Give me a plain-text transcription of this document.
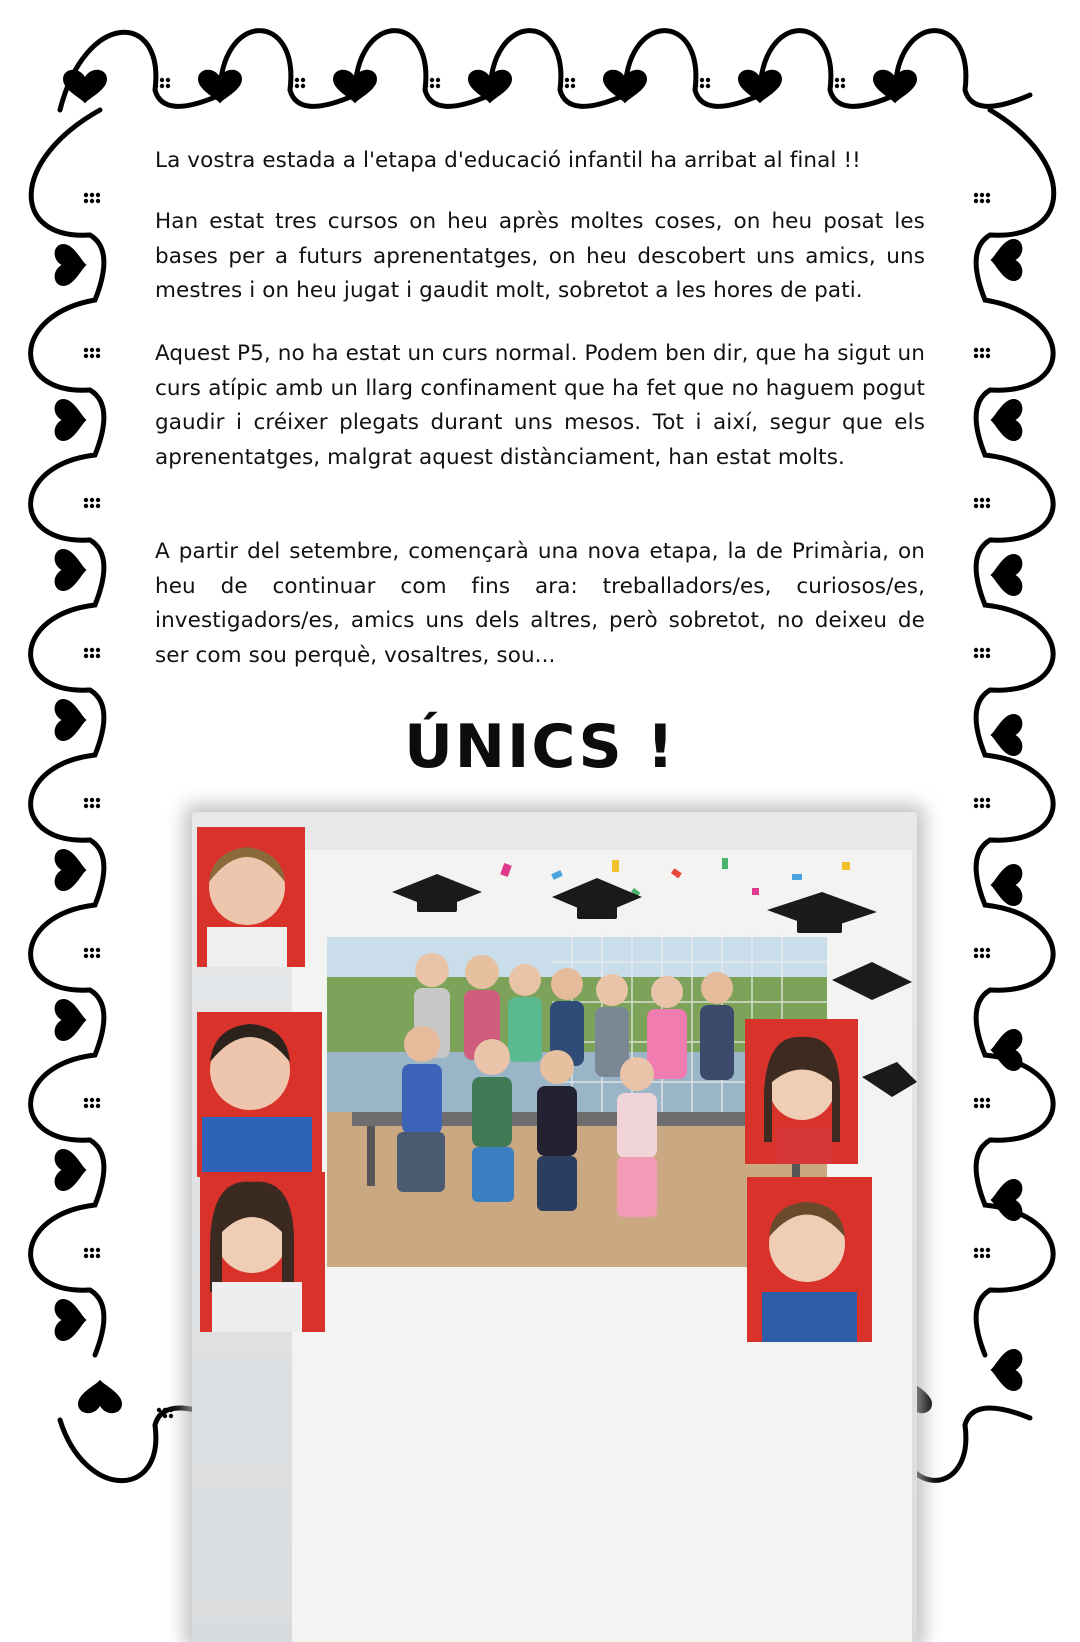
La vostra estada a l'etapa d'educació infantil ha arribat al final !!

Han estat tres cursos on heu après moltes coses, on heu posat les bases per a futurs aprenentatges, on heu descobert uns amics, uns mestres i on heu jugat i gaudit molt, sobretot a les hores de pati.

Aquest P5, no ha estat un curs normal. Podem ben dir, que ha sigut un curs atípic amb un llarg confinament que ha fet que no haguem pogut gaudir i créixer plegats durant uns mesos. Tot i així, segur que els aprenentatges, malgrat aquest distànciament, han estat molts.

A partir del setembre, començarà una nova etapa, la de Primària, on heu de continuar com fins ara: treballadors/es, curiosos/es, investigadors/es, amics uns dels altres, però sobretot, no deixeu de ser com sou perquè, vosaltres, sou...

ÚNICS !
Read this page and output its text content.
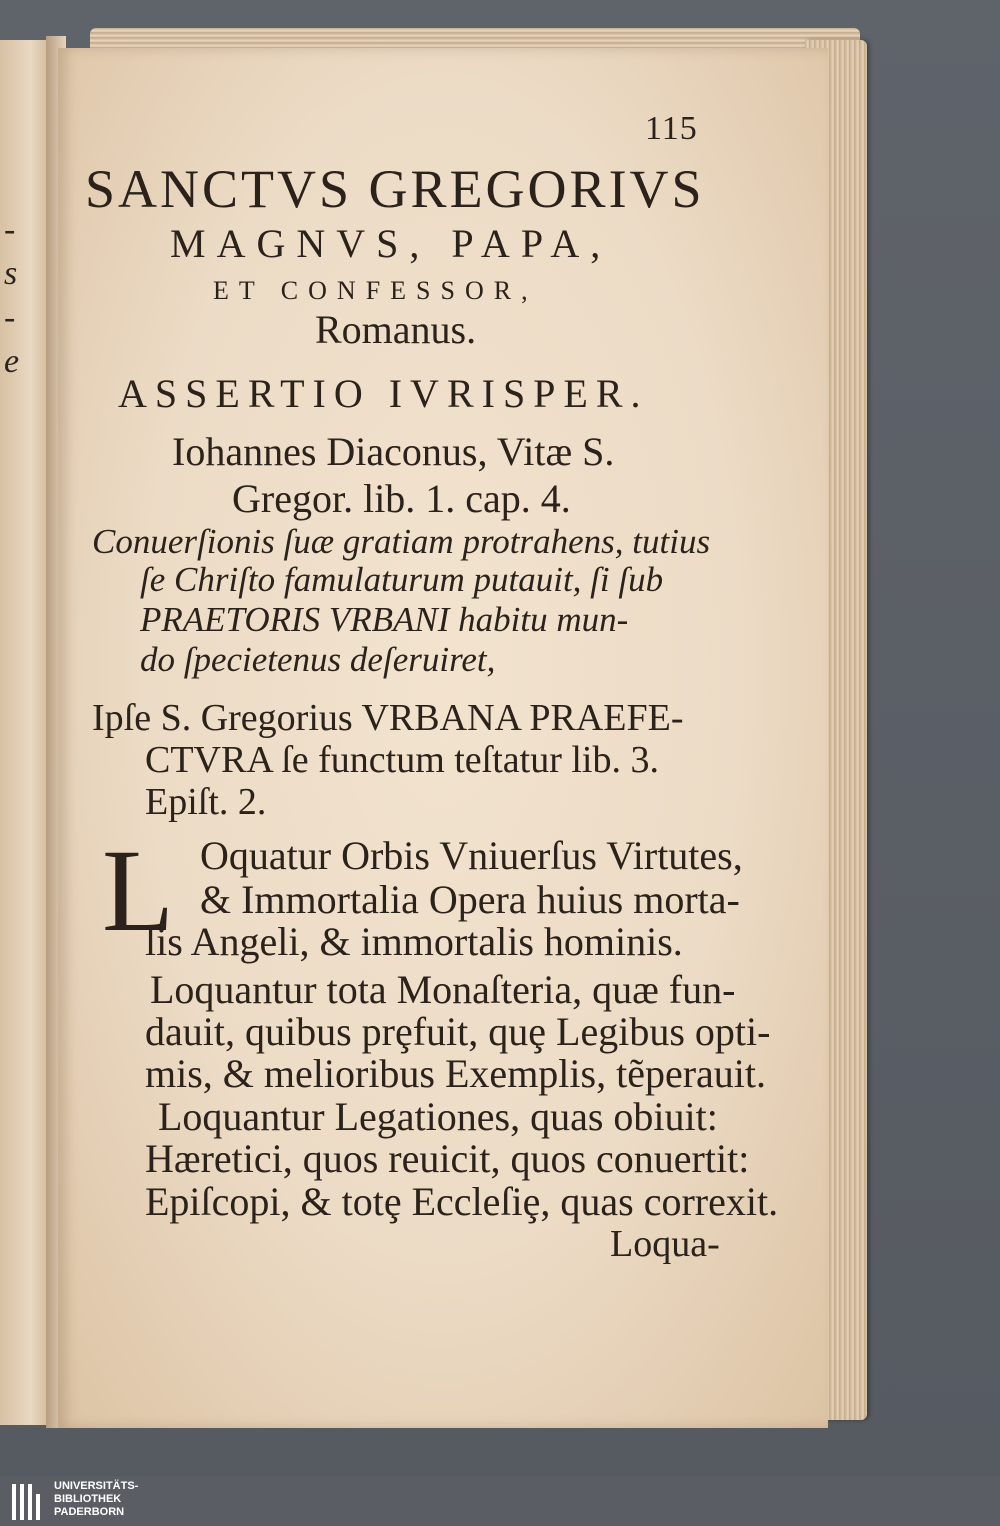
-
s
-
e
115
SANCTVS GREGORIVS
MAGNVS, PAPA,
ET CONFESSOR,
Romanus.
ASSERTIO IVRISPER.
Iohannes Diaconus, Vitæ S.
Gregor. lib. 1. cap. 4.
Conuerſionis ſuæ gratiam protrahens, tutius
ſe Chriſto famulaturum putauit, ſi ſub
PRAETORIS VRBANI habitu mun-
do ſpecietenus deſeruiret,
Ipſe S. Gregorius VRBANA PRAEFE-
CTVRA ſe functum teſtatur lib. 3.
Epiſt. 2.
L Oquatur Orbis Vniuerſus Virtutes,
& Immortalia Opera huius morta-
lis Angeli, & immortalis hominis.
Loquantur tota Monaſteria, quæ fun-
dauit, quibus prȩfuit, quȩ Legibus opti-
mis, & melioribus Exemplis, tẽperauit.
Loquantur Legationes, quas obiuit:
Hæretici, quos reuicit, quos conuertit:
Epiſcopi, & totȩ Eccleſiȩ, quas correxit.
Loqua-
UNIVERSITÄTS-
BIBLIOTHEK
PADERBORN
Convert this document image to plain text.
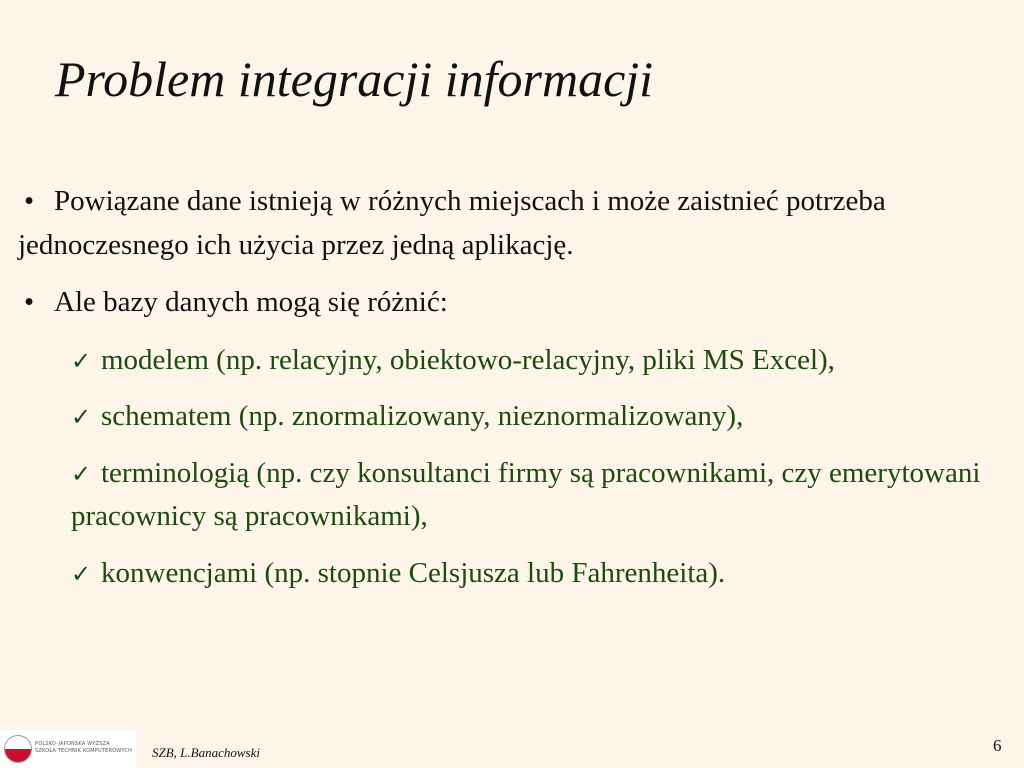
Problem integracji informacji
• Powiązane dane istnieją w różnych miejscach i może zaistnieć potrzeba jednoczesnego ich użycia przez jedną aplikację.
• Ale bazy danych mogą się różnić:
✓ modelem (np. relacyjny, obiektowo-relacyjny, pliki MS Excel),
✓ schematem (np. znormalizowany, nieznormalizowany),
✓ terminologią (np. czy konsultanci firmy są pracownikami, czy emerytowani pracownicy są pracownikami),
✓ konwencjami (np. stopnie Celsjusza lub Fahrenheita).
POLSKO-JAPOŃSKA WYŻSZA
SZKOŁA TECHNIK KOMPUTEROWYCH SZB, L.Banachowski	6
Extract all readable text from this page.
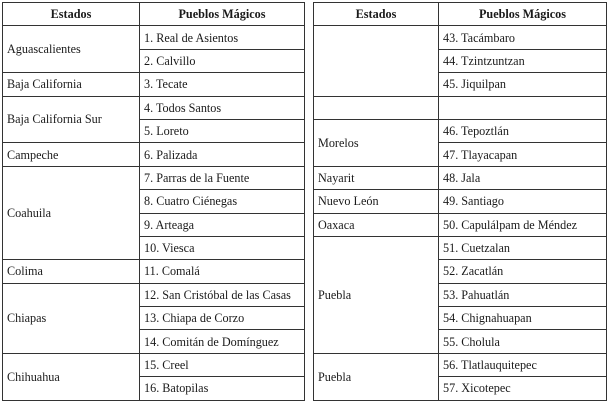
Estados	Pueblos Mágicos
Aguascalientes	1. Real de Asientos
	2. Calvillo
Baja California	3. Tecate
Baja California Sur	4. Todos Santos
	5. Loreto
Campeche	6. Palizada
Coahuila	7. Parras de la Fuente
	8. Cuatro Ciénegas
	9. Arteaga
	10. Viesca
Colima	11. Comalá
Chiapas	12. San Cristóbal de las Casas
	13. Chiapa de Corzo
	14. Comitán de Domínguez
Chihuahua	15. Creel
	16. Batopilas
Estados	Pueblos Mágicos
	43. Tacámbaro
	44. Tzintzuntzan
	45. Jiquilpan

Morelos	46. Tepoztlán
	47. Tlayacapan
Nayarit	48. Jala
Nuevo León	49. Santiago
Oaxaca	50. Capulálpam de Méndez
Puebla	51. Cuetzalan
	52. Zacatlán
	53. Pahuatlán
	54. Chignahuapan
	55. Cholula
Puebla	56. Tlatlauquitepec
	57. Xicotepec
::::
- REQUIREMENTS
Write out the entries above word for word. Do not include the pictures.

- REPLY
Give me a plain-text transcription of this document.
La vostra estada a l'etapa d'educació infantil ha arribat al final !!

Han estat tres cursos on heu après moltes coses, on heu posat les bases per a futurs aprenentatges, on heu descobert uns amics, uns mestres i on heu jugat i gaudit molt, sobretot a les hores de pati.

Aquest P5, no ha estat un curs normal. Podem ben dir, que ha sigut un curs atípic amb un llarg confinament que ha fet que no haguem pogut gaudir i créixer plegats durant uns mesos. Tot i així, segur que els aprenentatges, malgrat aquest distànciament, han estat molts.

A partir del setembre, començarà una nova etapa, la de Primària, on heu de continuar com fins ara: treballadors/es, curiosos/es, investigadors/es, amics uns dels altres, però sobretot, no deixeu de ser com sou perquè, vosaltres, sou...

ÚNICS !
Read this page and output its text content.
-
s
-
e
115
SANCTVS GREGORIVS
MAGNVS, PAPA,
ET CONFESSOR,
Romanus.
ASSERTIO IVRISPER.
Iohannes Diaconus, Vitæ S.
Gregor. lib. 1. cap. 4.
Conuerſionis ſuæ gratiam protrahens, tutius
ſe Chriſto famulaturum putauit, ſi ſub
PRAETORIS VRBANI habitu mun-
do ſpecietenus deſeruiret,
Ipſe S. Gregorius VRBANA PRAEFE-
CTVRA ſe functum teſtatur lib. 3.
Epiſt. 2.
L Oquatur Orbis Vniuerſus Virtutes,
& Immortalia Opera huius morta-
lis Angeli, & immortalis hominis.
Loquantur tota Monaſteria, quæ fun-
dauit, quibus prȩfuit, quȩ Legibus opti-
mis, & melioribus Exemplis, tẽperauit.
Loquantur Legationes, quas obiuit:
Hæretici, quos reuicit, quos conuertit:
Epiſcopi, & totȩ Eccleſiȩ, quas correxit.
Loqua-
UNIVERSITÄTS-
BIBLIOTHEK
PADERBORN
Convert this document image to plain text.
Problem integracji informacji
• Powiązane dane istnieją w różnych miejscach i może zaistnieć potrzeba jednoczesnego ich użycia przez jedną aplikację.
• Ale bazy danych mogą się różnić:
✓ modelem (np. relacyjny, obiektowo-relacyjny, pliki MS Excel),
✓ schematem (np. znormalizowany, nieznormalizowany),
✓ terminologią (np. czy konsultanci firmy są pracownikami, czy emerytowani pracownicy są pracownikami),
✓ konwencjami (np. stopnie Celsjusza lub Fahrenheita).
POLSKO-JAPOŃSKA WYŻSZA
SZKOŁA TECHNIK KOMPUTEROWYCH SZB, L.Banachowski	6
Extract all readable text from this page.
Estados	Pueblos Mágicos
Aguascalientes	1. Real de Asientos
	2. Calvillo
Baja California	3. Tecate
Baja California Sur	4. Todos Santos
	5. Loreto
Campeche	6. Palizada
Coahuila	7. Parras de la Fuente
	8. Cuatro Ciénegas
	9. Arteaga
	10. Viesca
Colima	11. Comalá
Chiapas	12. San Cristóbal de las Casas
	13. Chiapa de Corzo
	14. Comitán de Domínguez
Chihuahua	15. Creel
	16. Batopilas
Estados	Pueblos Mágicos
	43. Tacámbaro
	44. Tzintzuntzan
	45. Jiquilpan

Morelos	46. Tepoztlán
	47. Tlayacapan
Nayarit	48. Jala
Nuevo León	49. Santiago
Oaxaca	50. Capulálpam de Méndez
Puebla	51. Cuetzalan
	52. Zacatlán
	53. Pahuatlán
	54. Chignahuapan
	55. Cholula
Puebla	56. Tlatlauquitepec
	57. Xicotepec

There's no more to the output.